OBJECTIVE: Copy every record below word for word, leaving out the pictures.

Items stored from a collection:

######

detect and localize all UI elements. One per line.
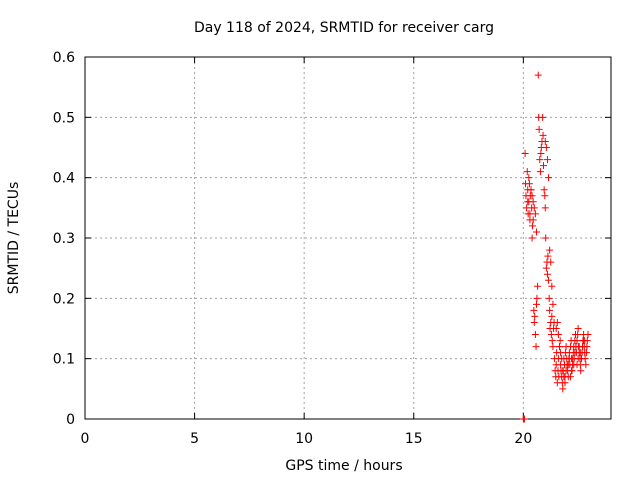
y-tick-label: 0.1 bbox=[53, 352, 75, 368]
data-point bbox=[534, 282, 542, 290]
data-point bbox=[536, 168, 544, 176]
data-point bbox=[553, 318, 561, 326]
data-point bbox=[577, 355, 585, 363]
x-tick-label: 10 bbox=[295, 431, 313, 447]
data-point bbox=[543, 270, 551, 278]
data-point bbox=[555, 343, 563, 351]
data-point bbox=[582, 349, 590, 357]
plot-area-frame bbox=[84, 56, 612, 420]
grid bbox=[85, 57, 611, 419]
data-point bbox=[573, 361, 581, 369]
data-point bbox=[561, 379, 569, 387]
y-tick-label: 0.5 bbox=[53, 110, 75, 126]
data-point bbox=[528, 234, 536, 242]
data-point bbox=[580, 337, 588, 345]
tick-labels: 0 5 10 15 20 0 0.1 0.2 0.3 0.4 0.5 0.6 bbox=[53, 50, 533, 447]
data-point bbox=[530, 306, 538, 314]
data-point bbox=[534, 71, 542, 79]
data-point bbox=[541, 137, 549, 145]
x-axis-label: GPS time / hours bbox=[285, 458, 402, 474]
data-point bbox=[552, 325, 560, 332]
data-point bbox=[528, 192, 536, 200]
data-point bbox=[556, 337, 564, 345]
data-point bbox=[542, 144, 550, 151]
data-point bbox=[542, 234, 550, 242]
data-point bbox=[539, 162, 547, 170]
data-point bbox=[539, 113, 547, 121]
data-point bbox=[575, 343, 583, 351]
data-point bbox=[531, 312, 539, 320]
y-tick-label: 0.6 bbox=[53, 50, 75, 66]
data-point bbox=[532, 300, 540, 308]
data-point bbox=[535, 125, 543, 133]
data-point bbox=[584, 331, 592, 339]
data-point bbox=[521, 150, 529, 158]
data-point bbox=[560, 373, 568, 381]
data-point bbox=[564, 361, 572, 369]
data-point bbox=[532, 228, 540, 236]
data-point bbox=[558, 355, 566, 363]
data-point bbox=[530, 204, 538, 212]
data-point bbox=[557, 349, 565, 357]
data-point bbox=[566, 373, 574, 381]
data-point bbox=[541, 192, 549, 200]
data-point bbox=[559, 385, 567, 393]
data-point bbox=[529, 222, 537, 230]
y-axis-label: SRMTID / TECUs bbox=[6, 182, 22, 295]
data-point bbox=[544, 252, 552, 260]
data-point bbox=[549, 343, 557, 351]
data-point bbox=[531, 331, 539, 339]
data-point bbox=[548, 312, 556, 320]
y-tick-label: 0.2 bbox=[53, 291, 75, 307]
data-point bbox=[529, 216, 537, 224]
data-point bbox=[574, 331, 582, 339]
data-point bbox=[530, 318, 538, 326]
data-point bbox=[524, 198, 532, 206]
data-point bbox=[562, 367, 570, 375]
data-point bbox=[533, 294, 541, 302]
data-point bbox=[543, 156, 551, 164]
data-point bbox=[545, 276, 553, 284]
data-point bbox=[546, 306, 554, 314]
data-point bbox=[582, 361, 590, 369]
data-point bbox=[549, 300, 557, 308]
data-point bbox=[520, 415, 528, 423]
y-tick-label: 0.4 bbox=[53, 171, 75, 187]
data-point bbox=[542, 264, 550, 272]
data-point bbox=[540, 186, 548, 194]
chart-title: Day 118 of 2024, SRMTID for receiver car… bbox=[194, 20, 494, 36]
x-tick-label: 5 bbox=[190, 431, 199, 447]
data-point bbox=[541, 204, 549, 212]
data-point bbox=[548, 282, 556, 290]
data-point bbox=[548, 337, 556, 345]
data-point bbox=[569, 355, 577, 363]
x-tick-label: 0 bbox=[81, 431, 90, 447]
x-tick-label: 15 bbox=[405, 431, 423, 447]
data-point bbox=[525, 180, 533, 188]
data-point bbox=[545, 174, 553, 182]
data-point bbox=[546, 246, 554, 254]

######

RESULT:
detect and localize all UI elements. One per line.
y-tick-label: 0.1 bbox=[53, 352, 75, 368]
data-point bbox=[534, 282, 542, 290]
data-point bbox=[536, 168, 544, 176]
data-point bbox=[553, 318, 561, 326]
data-point bbox=[577, 355, 585, 363]
x-tick-label: 10 bbox=[295, 431, 313, 447]
data-point bbox=[543, 270, 551, 278]
data-point bbox=[555, 343, 563, 351]
data-point bbox=[582, 349, 590, 357]
plot-area-frame bbox=[84, 56, 612, 420]
grid bbox=[85, 57, 611, 419]
data-point bbox=[573, 361, 581, 369]
data-point bbox=[561, 379, 569, 387]
y-tick-label: 0.5 bbox=[53, 110, 75, 126]
data-point bbox=[528, 234, 536, 242]
data-point bbox=[580, 337, 588, 345]
tick-labels: 0 5 10 15 20 0 0.1 0.2 0.3 0.4 0.5 0.6 bbox=[53, 50, 533, 447]
data-point bbox=[530, 306, 538, 314]
data-point bbox=[534, 71, 542, 79]
data-point bbox=[541, 137, 549, 145]
x-axis-label: GPS time / hours bbox=[285, 458, 402, 474]
data-point bbox=[552, 325, 560, 332]
data-point bbox=[528, 192, 536, 200]
data-point bbox=[556, 337, 564, 345]
data-point bbox=[542, 144, 550, 151]
data-point bbox=[542, 234, 550, 242]
data-point bbox=[539, 162, 547, 170]
data-point bbox=[539, 113, 547, 121]
data-point bbox=[575, 343, 583, 351]
data-point bbox=[531, 312, 539, 320]
y-tick-label: 0.6 bbox=[53, 50, 75, 66]
data-point bbox=[532, 300, 540, 308]
data-point bbox=[535, 125, 543, 133]
data-point bbox=[584, 331, 592, 339]
data-point bbox=[521, 150, 529, 158]
data-point bbox=[560, 373, 568, 381]
data-point bbox=[564, 361, 572, 369]
data-point bbox=[532, 228, 540, 236]
data-point bbox=[558, 355, 566, 363]
data-point bbox=[530, 204, 538, 212]
data-point bbox=[557, 349, 565, 357]
data-point bbox=[566, 373, 574, 381]
data-point bbox=[541, 192, 549, 200]
data-point bbox=[559, 385, 567, 393]
data-point bbox=[529, 222, 537, 230]
y-axis-label: SRMTID / TECUs bbox=[6, 182, 22, 295]
data-point bbox=[544, 252, 552, 260]
data-point bbox=[549, 343, 557, 351]
data-point bbox=[531, 331, 539, 339]
data-point bbox=[548, 312, 556, 320]
y-tick-label: 0.2 bbox=[53, 291, 75, 307]
data-point bbox=[529, 216, 537, 224]
data-point bbox=[574, 331, 582, 339]
data-point bbox=[530, 318, 538, 326]
data-point bbox=[524, 198, 532, 206]
data-point bbox=[562, 367, 570, 375]
data-point bbox=[533, 294, 541, 302]
data-point bbox=[543, 156, 551, 164]
data-point bbox=[545, 276, 553, 284]
data-point bbox=[546, 306, 554, 314]
data-point bbox=[582, 361, 590, 369]
data-point bbox=[549, 300, 557, 308]
data-point bbox=[520, 415, 528, 423]
y-tick-label: 0.4 bbox=[53, 171, 75, 187]
data-point bbox=[542, 264, 550, 272]
data-point bbox=[540, 186, 548, 194]
chart-title: Day 118 of 2024, SRMTID for receiver car… bbox=[194, 20, 494, 36]
x-tick-label: 5 bbox=[190, 431, 199, 447]
data-point bbox=[541, 204, 549, 212]
data-point bbox=[548, 282, 556, 290]
data-point bbox=[548, 337, 556, 345]
data-point bbox=[569, 355, 577, 363]
x-tick-label: 0 bbox=[81, 431, 90, 447]
x-tick-label: 15 bbox=[405, 431, 423, 447]
data-point bbox=[525, 180, 533, 188]
data-point bbox=[545, 174, 553, 182]
data-point bbox=[546, 246, 554, 254]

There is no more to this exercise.